Problem to work on:
Print every entry exactly as written.

A block of data:
┄┄┄┄┄┄┄┄┄┄┄┄┄┄┄┄┄┄┄┄

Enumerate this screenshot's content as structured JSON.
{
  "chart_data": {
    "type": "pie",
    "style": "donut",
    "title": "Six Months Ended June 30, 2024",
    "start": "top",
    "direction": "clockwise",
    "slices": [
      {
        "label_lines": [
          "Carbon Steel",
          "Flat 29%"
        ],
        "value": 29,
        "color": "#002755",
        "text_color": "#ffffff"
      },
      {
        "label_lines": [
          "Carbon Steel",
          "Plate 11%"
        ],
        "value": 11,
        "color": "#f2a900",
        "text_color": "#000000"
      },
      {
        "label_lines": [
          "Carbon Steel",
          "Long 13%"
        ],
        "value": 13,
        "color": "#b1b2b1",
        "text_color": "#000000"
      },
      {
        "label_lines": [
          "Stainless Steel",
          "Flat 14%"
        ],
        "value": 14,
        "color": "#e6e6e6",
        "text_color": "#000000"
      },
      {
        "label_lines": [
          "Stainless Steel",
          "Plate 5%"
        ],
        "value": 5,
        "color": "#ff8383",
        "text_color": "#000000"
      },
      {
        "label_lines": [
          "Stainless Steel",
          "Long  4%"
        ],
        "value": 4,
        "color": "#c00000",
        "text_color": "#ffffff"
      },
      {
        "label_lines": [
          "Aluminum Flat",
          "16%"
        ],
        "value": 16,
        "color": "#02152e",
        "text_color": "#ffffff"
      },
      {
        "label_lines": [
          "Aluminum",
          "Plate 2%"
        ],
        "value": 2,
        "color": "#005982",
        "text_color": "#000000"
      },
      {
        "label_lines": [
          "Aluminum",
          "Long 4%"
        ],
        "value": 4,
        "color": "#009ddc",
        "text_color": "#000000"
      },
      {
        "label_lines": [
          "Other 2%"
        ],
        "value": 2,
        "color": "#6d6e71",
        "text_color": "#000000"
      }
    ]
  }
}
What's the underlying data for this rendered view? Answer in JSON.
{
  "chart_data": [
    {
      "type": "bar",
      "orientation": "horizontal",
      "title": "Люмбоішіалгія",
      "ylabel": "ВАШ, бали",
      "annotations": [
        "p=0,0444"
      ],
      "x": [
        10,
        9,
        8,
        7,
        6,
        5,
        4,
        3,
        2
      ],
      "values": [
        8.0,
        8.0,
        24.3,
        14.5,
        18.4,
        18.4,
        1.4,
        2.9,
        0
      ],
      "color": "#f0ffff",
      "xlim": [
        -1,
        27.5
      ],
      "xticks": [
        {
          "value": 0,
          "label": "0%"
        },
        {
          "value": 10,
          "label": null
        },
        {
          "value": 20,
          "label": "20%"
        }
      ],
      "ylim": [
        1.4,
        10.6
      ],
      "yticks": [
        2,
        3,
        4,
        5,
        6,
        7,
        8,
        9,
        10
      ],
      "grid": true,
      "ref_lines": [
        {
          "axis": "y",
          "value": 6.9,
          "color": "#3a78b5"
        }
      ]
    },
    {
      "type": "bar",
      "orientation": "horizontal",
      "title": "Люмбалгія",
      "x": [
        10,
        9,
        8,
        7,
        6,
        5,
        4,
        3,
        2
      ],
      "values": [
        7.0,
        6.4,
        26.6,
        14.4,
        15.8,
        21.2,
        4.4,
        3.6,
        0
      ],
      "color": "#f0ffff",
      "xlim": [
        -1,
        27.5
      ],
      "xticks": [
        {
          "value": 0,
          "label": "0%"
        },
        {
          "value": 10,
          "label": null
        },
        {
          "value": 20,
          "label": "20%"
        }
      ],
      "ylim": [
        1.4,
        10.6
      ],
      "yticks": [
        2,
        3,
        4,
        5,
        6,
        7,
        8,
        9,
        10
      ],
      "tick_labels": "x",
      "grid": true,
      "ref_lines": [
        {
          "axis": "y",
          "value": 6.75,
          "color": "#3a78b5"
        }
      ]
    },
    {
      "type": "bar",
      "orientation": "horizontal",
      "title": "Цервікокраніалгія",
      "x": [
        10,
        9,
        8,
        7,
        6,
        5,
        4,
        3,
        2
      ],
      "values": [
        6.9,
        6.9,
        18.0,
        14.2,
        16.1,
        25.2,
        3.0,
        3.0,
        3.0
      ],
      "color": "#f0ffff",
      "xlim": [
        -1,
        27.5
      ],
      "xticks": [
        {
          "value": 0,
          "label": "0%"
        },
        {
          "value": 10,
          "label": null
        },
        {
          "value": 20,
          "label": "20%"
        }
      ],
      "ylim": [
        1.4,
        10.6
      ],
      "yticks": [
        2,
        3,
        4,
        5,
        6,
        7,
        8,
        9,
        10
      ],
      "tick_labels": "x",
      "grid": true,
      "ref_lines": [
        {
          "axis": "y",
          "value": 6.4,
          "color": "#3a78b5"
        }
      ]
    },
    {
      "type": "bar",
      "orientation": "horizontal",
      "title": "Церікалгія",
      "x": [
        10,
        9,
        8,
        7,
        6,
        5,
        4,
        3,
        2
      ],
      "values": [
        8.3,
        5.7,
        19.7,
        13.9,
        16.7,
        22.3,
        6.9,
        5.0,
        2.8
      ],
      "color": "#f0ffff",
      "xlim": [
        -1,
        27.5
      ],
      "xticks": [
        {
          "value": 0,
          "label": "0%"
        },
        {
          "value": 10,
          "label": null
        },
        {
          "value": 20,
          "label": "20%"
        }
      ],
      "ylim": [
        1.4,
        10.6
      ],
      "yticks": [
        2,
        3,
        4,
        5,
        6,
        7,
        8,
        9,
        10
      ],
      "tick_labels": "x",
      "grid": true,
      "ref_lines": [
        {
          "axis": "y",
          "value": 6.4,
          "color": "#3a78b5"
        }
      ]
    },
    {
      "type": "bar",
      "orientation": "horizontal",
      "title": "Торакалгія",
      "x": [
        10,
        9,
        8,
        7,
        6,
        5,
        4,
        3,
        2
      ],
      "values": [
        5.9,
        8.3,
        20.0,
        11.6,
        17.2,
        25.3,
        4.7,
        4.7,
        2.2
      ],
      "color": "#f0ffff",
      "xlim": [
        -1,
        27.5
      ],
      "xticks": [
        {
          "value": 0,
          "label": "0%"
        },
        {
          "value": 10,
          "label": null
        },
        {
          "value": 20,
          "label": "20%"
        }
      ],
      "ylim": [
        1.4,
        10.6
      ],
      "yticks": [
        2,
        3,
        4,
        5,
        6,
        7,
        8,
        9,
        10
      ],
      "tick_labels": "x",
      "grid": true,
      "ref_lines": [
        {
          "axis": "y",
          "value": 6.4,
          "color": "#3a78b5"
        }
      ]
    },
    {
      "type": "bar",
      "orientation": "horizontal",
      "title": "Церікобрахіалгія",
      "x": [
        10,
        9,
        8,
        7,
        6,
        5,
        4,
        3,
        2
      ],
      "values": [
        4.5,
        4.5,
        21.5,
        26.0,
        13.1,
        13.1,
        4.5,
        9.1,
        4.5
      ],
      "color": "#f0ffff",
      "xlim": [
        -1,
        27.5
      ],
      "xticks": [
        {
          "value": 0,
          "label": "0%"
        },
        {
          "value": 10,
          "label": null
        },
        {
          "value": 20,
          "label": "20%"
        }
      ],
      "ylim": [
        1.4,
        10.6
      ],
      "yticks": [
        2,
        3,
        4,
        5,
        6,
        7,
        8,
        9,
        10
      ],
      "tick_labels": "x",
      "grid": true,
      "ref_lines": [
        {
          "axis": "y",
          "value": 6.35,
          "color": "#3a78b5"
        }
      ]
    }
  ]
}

┄┄┄┄┄┄┄┄┄┄┄┄┄┄┄┄┄┄┄┄

Final result:
Enumerate this screenshot's content as structured JSON.
{
  "chart_data": {
    "type": "pie",
    "style": "donut",
    "title": "Six Months Ended June 30, 2024",
    "start": "top",
    "direction": "clockwise",
    "slices": [
      {
        "label_lines": [
          "Carbon Steel",
          "Flat 29%"
        ],
        "value": 29,
        "color": "#002755",
        "text_color": "#ffffff"
      },
      {
        "label_lines": [
          "Carbon Steel",
          "Plate 11%"
        ],
        "value": 11,
        "color": "#f2a900",
        "text_color": "#000000"
      },
      {
        "label_lines": [
          "Carbon Steel",
          "Long 13%"
        ],
        "value": 13,
        "color": "#b1b2b1",
        "text_color": "#000000"
      },
      {
        "label_lines": [
          "Stainless Steel",
          "Flat 14%"
        ],
        "value": 14,
        "color": "#e6e6e6",
        "text_color": "#000000"
      },
      {
        "label_lines": [
          "Stainless Steel",
          "Plate 5%"
        ],
        "value": 5,
        "color": "#ff8383",
        "text_color": "#000000"
      },
      {
        "label_lines": [
          "Stainless Steel",
          "Long  4%"
        ],
        "value": 4,
        "color": "#c00000",
        "text_color": "#ffffff"
      },
      {
        "label_lines": [
          "Aluminum Flat",
          "16%"
        ],
        "value": 16,
        "color": "#02152e",
        "text_color": "#ffffff"
      },
      {
        "label_lines": [
          "Aluminum",
          "Plate 2%"
        ],
        "value": 2,
        "color": "#005982",
        "text_color": "#000000"
      },
      {
        "label_lines": [
          "Aluminum",
          "Long 4%"
        ],
        "value": 4,
        "color": "#009ddc",
        "text_color": "#000000"
      },
      {
        "label_lines": [
          "Other 2%"
        ],
        "value": 2,
        "color": "#6d6e71",
        "text_color": "#000000"
      }
    ]
  }
}
What's the underlying data for this rendered view? Answer in JSON.
{
  "chart_data": [
    {
      "type": "bar",
      "orientation": "horizontal",
      "title": "Люмбоішіалгія",
      "ylabel": "ВАШ, бали",
      "annotations": [
        "p=0,0444"
      ],
      "x": [
        10,
        9,
        8,
        7,
        6,
        5,
        4,
        3,
        2
      ],
      "values": [
        8.0,
        8.0,
        24.3,
        14.5,
        18.4,
        18.4,
        1.4,
        2.9,
        0
      ],
      "color": "#f0ffff",
      "xlim": [
        -1,
        27.5
      ],
      "xticks": [
        {
          "value": 0,
          "label": "0%"
        },
        {
          "value": 10,
          "label": null
        },
        {
          "value": 20,
          "label": "20%"
        }
      ],
      "ylim": [
        1.4,
        10.6
      ],
      "yticks": [
        2,
        3,
        4,
        5,
        6,
        7,
        8,
        9,
        10
      ],
      "grid": true,
      "ref_lines": [
        {
          "axis": "y",
          "value": 6.9,
          "color": "#3a78b5"
        }
      ]
    },
    {
      "type": "bar",
      "orientation": "horizontal",
      "title": "Люмбалгія",
      "x": [
        10,
        9,
        8,
        7,
        6,
        5,
        4,
        3,
        2
      ],
      "values": [
        7.0,
        6.4,
        26.6,
        14.4,
        15.8,
        21.2,
        4.4,
        3.6,
        0
      ],
      "color": "#f0ffff",
      "xlim": [
        -1,
        27.5
      ],
      "xticks": [
        {
          "value": 0,
          "label": "0%"
        },
        {
          "value": 10,
          "label": null
        },
        {
          "value": 20,
          "label": "20%"
        }
      ],
      "ylim": [
        1.4,
        10.6
      ],
      "yticks": [
        2,
        3,
        4,
        5,
        6,
        7,
        8,
        9,
        10
      ],
      "tick_labels": "x",
      "grid": true,
      "ref_lines": [
        {
          "axis": "y",
          "value": 6.75,
          "color": "#3a78b5"
        }
      ]
    },
    {
      "type": "bar",
      "orientation": "horizontal",
      "title": "Цервікокраніалгія",
      "x": [
        10,
        9,
        8,
        7,
        6,
        5,
        4,
        3,
        2
      ],
      "values": [
        6.9,
        6.9,
        18.0,
        14.2,
        16.1,
        25.2,
        3.0,
        3.0,
        3.0
      ],
      "color": "#f0ffff",
      "xlim": [
        -1,
        27.5
      ],
      "xticks": [
        {
          "value": 0,
          "label": "0%"
        },
        {
          "value": 10,
          "label": null
        },
        {
          "value": 20,
          "label": "20%"
        }
      ],
      "ylim": [
        1.4,
        10.6
      ],
      "yticks": [
        2,
        3,
        4,
        5,
        6,
        7,
        8,
        9,
        10
      ],
      "tick_labels": "x",
      "grid": true,
      "ref_lines": [
        {
          "axis": "y",
          "value": 6.4,
          "color": "#3a78b5"
        }
      ]
    },
    {
      "type": "bar",
      "orientation": "horizontal",
      "title": "Церікалгія",
      "x": [
        10,
        9,
        8,
        7,
        6,
        5,
        4,
        3,
        2
      ],
      "values": [
        8.3,
        5.7,
        19.7,
        13.9,
        16.7,
        22.3,
        6.9,
        5.0,
        2.8
      ],
      "color": "#f0ffff",
      "xlim": [
        -1,
        27.5
      ],
      "xticks": [
        {
          "value": 0,
          "label": "0%"
        },
        {
          "value": 10,
          "label": null
        },
        {
          "value": 20,
          "label": "20%"
        }
      ],
      "ylim": [
        1.4,
        10.6
      ],
      "yticks": [
        2,
        3,
        4,
        5,
        6,
        7,
        8,
        9,
        10
      ],
      "tick_labels": "x",
      "grid": true,
      "ref_lines": [
        {
          "axis": "y",
          "value": 6.4,
          "color": "#3a78b5"
        }
      ]
    },
    {
      "type": "bar",
      "orientation": "horizontal",
      "title": "Торакалгія",
      "x": [
        10,
        9,
        8,
        7,
        6,
        5,
        4,
        3,
        2
      ],
      "values": [
        5.9,
        8.3,
        20.0,
        11.6,
        17.2,
        25.3,
        4.7,
        4.7,
        2.2
      ],
      "color": "#f0ffff",
      "xlim": [
        -1,
        27.5
      ],
      "xticks": [
        {
          "value": 0,
          "label": "0%"
        },
        {
          "value": 10,
          "label": null
        },
        {
          "value": 20,
          "label": "20%"
        }
      ],
      "ylim": [
        1.4,
        10.6
      ],
      "yticks": [
        2,
        3,
        4,
        5,
        6,
        7,
        8,
        9,
        10
      ],
      "tick_labels": "x",
      "grid": true,
      "ref_lines": [
        {
          "axis": "y",
          "value": 6.4,
          "color": "#3a78b5"
        }
      ]
    },
    {
      "type": "bar",
      "orientation": "horizontal",
      "title": "Церікобрахіалгія",
      "x": [
        10,
        9,
        8,
        7,
        6,
        5,
        4,
        3,
        2
      ],
      "values": [
        4.5,
        4.5,
        21.5,
        26.0,
        13.1,
        13.1,
        4.5,
        9.1,
        4.5
      ],
      "color": "#f0ffff",
      "xlim": [
        -1,
        27.5
      ],
      "xticks": [
        {
          "value": 0,
          "label": "0%"
        },
        {
          "value": 10,
          "label": null
        },
        {
          "value": 20,
          "label": "20%"
        }
      ],
      "ylim": [
        1.4,
        10.6
      ],
      "yticks": [
        2,
        3,
        4,
        5,
        6,
        7,
        8,
        9,
        10
      ],
      "tick_labels": "x",
      "grid": true,
      "ref_lines": [
        {
          "axis": "y",
          "value": 6.35,
          "color": "#3a78b5"
        }
      ]
    }
  ]
}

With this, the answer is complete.